**Stored data:**
— begin —

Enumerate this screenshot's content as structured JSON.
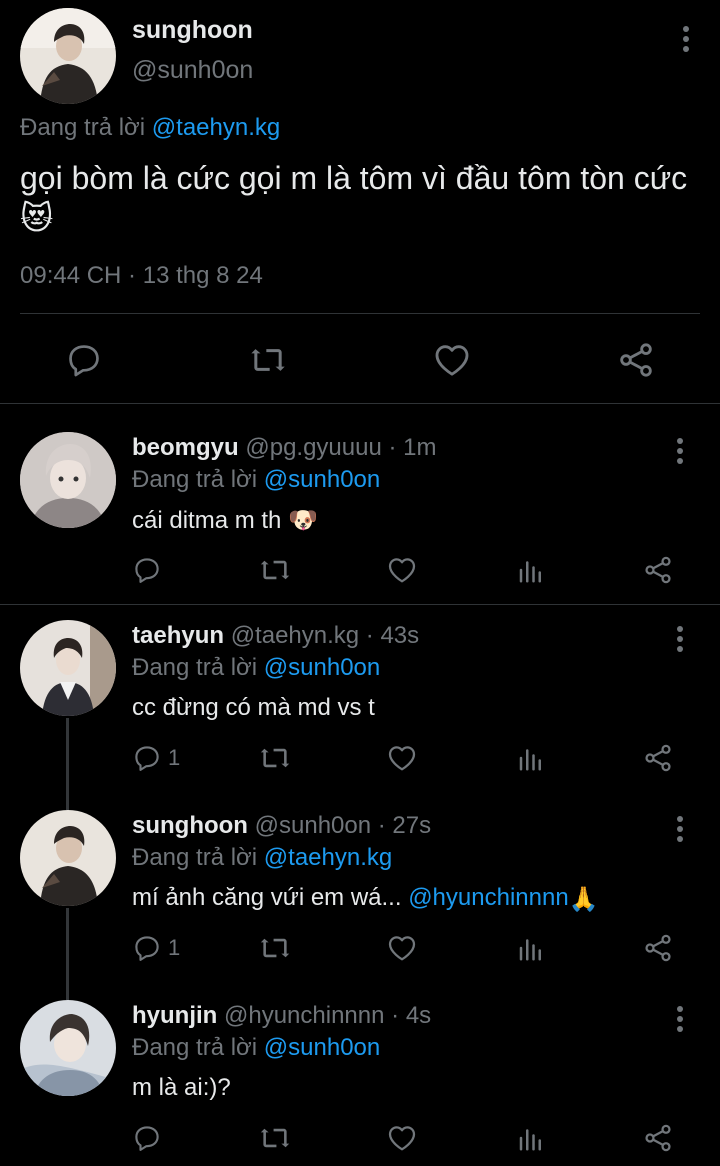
{
  "colors": {
    "background": "#000000",
    "text": "#e7e9ea",
    "muted": "#71767b",
    "link": "#1d9bf0"
  },
  "main_tweet": {
    "name": "sunghoon",
    "handle": "@sunh0on",
    "replying_prefix": "Đang trả lời",
    "replying_to": "@taehyn.kg",
    "text": "gọi bòm là cức gọi m là tôm vì đầu tôm tòn cức😻",
    "meta": "09:44 CH · 13 thg 8 24",
    "icons": [
      "reply-icon",
      "retweet-icon",
      "like-icon",
      "share-icon"
    ]
  },
  "replies": [
    {
      "name": "beomgyu",
      "handle": "@pg.gyuuuu",
      "time": "· 1m",
      "replying_prefix": "Đang trả lời",
      "replying_to": "@sunh0on",
      "text": "cái ditma m th 🐶",
      "text_plain": "cái ditma m th",
      "emoji": "🐶",
      "reply_count": ""
    },
    {
      "name": "taehyun",
      "handle": "@taehyn.kg",
      "time": "· 43s",
      "replying_prefix": "Đang trả lời",
      "replying_to": "@sunh0on",
      "text": "cc đừng có mà md vs t",
      "reply_count": "1"
    },
    {
      "name": "sunghoon",
      "handle": "@sunh0on",
      "time": "· 27s",
      "replying_prefix": "Đang trả lời",
      "replying_to": "@taehyn.kg",
      "text_plain": "mí ảnh căng vứi em wá...",
      "mention": "@hyunchinnnn",
      "emoji": "🙏",
      "reply_count": "1"
    },
    {
      "name": "hyunjin",
      "handle": "@hyunchinnnn",
      "time": "· 4s",
      "replying_prefix": "Đang trả lời",
      "replying_to": "@sunh0on",
      "text": "m là ai:)?",
      "reply_count": ""
    }
  ]
}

— end —

**SET EXERCISE:**
Transcribe the records verbatim and omit the images.

**OUTPUT:**
Enumerate this screenshot's content as structured JSON.
{
  "colors": {
    "background": "#000000",
    "text": "#e7e9ea",
    "muted": "#71767b",
    "link": "#1d9bf0"
  },
  "main_tweet": {
    "name": "sunghoon",
    "handle": "@sunh0on",
    "replying_prefix": "Đang trả lời",
    "replying_to": "@taehyn.kg",
    "text": "gọi bòm là cức gọi m là tôm vì đầu tôm tòn cức😻",
    "meta": "09:44 CH · 13 thg 8 24",
    "icons": [
      "reply-icon",
      "retweet-icon",
      "like-icon",
      "share-icon"
    ]
  },
  "replies": [
    {
      "name": "beomgyu",
      "handle": "@pg.gyuuuu",
      "time": "· 1m",
      "replying_prefix": "Đang trả lời",
      "replying_to": "@sunh0on",
      "text": "cái ditma m th 🐶",
      "text_plain": "cái ditma m th",
      "emoji": "🐶",
      "reply_count": ""
    },
    {
      "name": "taehyun",
      "handle": "@taehyn.kg",
      "time": "· 43s",
      "replying_prefix": "Đang trả lời",
      "replying_to": "@sunh0on",
      "text": "cc đừng có mà md vs t",
      "reply_count": "1"
    },
    {
      "name": "sunghoon",
      "handle": "@sunh0on",
      "time": "· 27s",
      "replying_prefix": "Đang trả lời",
      "replying_to": "@taehyn.kg",
      "text_plain": "mí ảnh căng vứi em wá...",
      "mention": "@hyunchinnnn",
      "emoji": "🙏",
      "reply_count": "1"
    },
    {
      "name": "hyunjin",
      "handle": "@hyunchinnnn",
      "time": "· 4s",
      "replying_prefix": "Đang trả lời",
      "replying_to": "@sunh0on",
      "text": "m là ai:)?",
      "reply_count": ""
    }
  ]
}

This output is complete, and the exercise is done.